AIM:
Output every line below without omitting or altering anything.

________________________________________

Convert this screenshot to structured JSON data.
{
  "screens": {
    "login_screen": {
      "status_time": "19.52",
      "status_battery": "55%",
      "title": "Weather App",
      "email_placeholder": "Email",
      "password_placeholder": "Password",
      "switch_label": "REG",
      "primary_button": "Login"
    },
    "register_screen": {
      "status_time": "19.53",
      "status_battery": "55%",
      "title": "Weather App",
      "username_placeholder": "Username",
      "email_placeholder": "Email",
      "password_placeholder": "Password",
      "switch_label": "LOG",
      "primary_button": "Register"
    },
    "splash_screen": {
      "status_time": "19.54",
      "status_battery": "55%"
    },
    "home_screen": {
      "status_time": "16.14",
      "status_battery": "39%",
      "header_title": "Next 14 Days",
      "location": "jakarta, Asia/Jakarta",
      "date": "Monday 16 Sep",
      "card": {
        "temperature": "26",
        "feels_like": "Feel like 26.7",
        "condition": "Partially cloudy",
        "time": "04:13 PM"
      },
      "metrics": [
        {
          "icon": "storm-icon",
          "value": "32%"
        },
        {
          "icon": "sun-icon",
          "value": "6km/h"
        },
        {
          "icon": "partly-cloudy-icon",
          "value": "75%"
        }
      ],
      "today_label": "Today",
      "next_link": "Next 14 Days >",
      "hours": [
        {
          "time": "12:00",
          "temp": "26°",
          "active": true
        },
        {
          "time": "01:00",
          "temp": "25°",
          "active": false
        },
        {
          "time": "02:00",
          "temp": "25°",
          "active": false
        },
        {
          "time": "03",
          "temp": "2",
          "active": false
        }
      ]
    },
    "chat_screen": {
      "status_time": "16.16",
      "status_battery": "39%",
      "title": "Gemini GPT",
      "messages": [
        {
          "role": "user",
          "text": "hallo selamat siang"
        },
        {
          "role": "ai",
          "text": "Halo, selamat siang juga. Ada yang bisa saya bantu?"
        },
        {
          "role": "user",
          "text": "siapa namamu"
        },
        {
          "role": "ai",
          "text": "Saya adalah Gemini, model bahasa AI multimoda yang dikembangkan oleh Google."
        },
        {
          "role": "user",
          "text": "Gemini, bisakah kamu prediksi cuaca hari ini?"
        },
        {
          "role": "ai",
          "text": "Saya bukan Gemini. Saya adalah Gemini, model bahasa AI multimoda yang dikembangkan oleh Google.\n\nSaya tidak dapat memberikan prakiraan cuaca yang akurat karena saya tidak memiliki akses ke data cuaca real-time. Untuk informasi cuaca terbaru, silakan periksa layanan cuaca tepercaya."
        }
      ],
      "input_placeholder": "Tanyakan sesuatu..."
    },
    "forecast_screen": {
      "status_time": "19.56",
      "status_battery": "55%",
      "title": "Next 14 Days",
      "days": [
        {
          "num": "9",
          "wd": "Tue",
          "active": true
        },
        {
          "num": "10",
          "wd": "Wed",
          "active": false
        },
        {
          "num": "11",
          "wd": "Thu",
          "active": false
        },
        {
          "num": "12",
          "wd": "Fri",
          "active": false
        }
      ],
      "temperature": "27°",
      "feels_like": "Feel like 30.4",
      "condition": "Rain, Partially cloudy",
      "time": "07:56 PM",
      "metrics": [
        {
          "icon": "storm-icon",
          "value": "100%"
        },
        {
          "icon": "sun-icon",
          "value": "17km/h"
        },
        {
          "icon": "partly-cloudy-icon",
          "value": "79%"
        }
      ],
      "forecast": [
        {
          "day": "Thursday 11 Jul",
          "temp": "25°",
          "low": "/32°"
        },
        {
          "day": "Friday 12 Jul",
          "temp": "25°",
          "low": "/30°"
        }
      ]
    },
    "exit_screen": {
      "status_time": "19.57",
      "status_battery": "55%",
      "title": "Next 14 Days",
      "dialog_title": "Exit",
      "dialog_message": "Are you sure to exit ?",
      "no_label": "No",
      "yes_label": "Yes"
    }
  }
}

________________________________________

EXPECTED ANSWER:
Convert this screenshot to structured JSON data.
{
  "screens": {
    "login_screen": {
      "status_time": "19.52",
      "status_battery": "55%",
      "title": "Weather App",
      "email_placeholder": "Email",
      "password_placeholder": "Password",
      "switch_label": "REG",
      "primary_button": "Login"
    },
    "register_screen": {
      "status_time": "19.53",
      "status_battery": "55%",
      "title": "Weather App",
      "username_placeholder": "Username",
      "email_placeholder": "Email",
      "password_placeholder": "Password",
      "switch_label": "LOG",
      "primary_button": "Register"
    },
    "splash_screen": {
      "status_time": "19.54",
      "status_battery": "55%"
    },
    "home_screen": {
      "status_time": "16.14",
      "status_battery": "39%",
      "header_title": "Next 14 Days",
      "location": "jakarta, Asia/Jakarta",
      "date": "Monday 16 Sep",
      "card": {
        "temperature": "26",
        "feels_like": "Feel like 26.7",
        "condition": "Partially cloudy",
        "time": "04:13 PM"
      },
      "metrics": [
        {
          "icon": "storm-icon",
          "value": "32%"
        },
        {
          "icon": "sun-icon",
          "value": "6km/h"
        },
        {
          "icon": "partly-cloudy-icon",
          "value": "75%"
        }
      ],
      "today_label": "Today",
      "next_link": "Next 14 Days >",
      "hours": [
        {
          "time": "12:00",
          "temp": "26°",
          "active": true
        },
        {
          "time": "01:00",
          "temp": "25°",
          "active": false
        },
        {
          "time": "02:00",
          "temp": "25°",
          "active": false
        },
        {
          "time": "03",
          "temp": "2",
          "active": false
        }
      ]
    },
    "chat_screen": {
      "status_time": "16.16",
      "status_battery": "39%",
      "title": "Gemini GPT",
      "messages": [
        {
          "role": "user",
          "text": "hallo selamat siang"
        },
        {
          "role": "ai",
          "text": "Halo, selamat siang juga. Ada yang bisa saya bantu?"
        },
        {
          "role": "user",
          "text": "siapa namamu"
        },
        {
          "role": "ai",
          "text": "Saya adalah Gemini, model bahasa AI multimoda yang dikembangkan oleh Google."
        },
        {
          "role": "user",
          "text": "Gemini, bisakah kamu prediksi cuaca hari ini?"
        },
        {
          "role": "ai",
          "text": "Saya bukan Gemini. Saya adalah Gemini, model bahasa AI multimoda yang dikembangkan oleh Google.\n\nSaya tidak dapat memberikan prakiraan cuaca yang akurat karena saya tidak memiliki akses ke data cuaca real-time. Untuk informasi cuaca terbaru, silakan periksa layanan cuaca tepercaya."
        }
      ],
      "input_placeholder": "Tanyakan sesuatu..."
    },
    "forecast_screen": {
      "status_time": "19.56",
      "status_battery": "55%",
      "title": "Next 14 Days",
      "days": [
        {
          "num": "9",
          "wd": "Tue",
          "active": true
        },
        {
          "num": "10",
          "wd": "Wed",
          "active": false
        },
        {
          "num": "11",
          "wd": "Thu",
          "active": false
        },
        {
          "num": "12",
          "wd": "Fri",
          "active": false
        }
      ],
      "temperature": "27°",
      "feels_like": "Feel like 30.4",
      "condition": "Rain, Partially cloudy",
      "time": "07:56 PM",
      "metrics": [
        {
          "icon": "storm-icon",
          "value": "100%"
        },
        {
          "icon": "sun-icon",
          "value": "17km/h"
        },
        {
          "icon": "partly-cloudy-icon",
          "value": "79%"
        }
      ],
      "forecast": [
        {
          "day": "Thursday 11 Jul",
          "temp": "25°",
          "low": "/32°"
        },
        {
          "day": "Friday 12 Jul",
          "temp": "25°",
          "low": "/30°"
        }
      ]
    },
    "exit_screen": {
      "status_time": "19.57",
      "status_battery": "55%",
      "title": "Next 14 Days",
      "dialog_title": "Exit",
      "dialog_message": "Are you sure to exit ?",
      "no_label": "No",
      "yes_label": "Yes"
    }
  }
}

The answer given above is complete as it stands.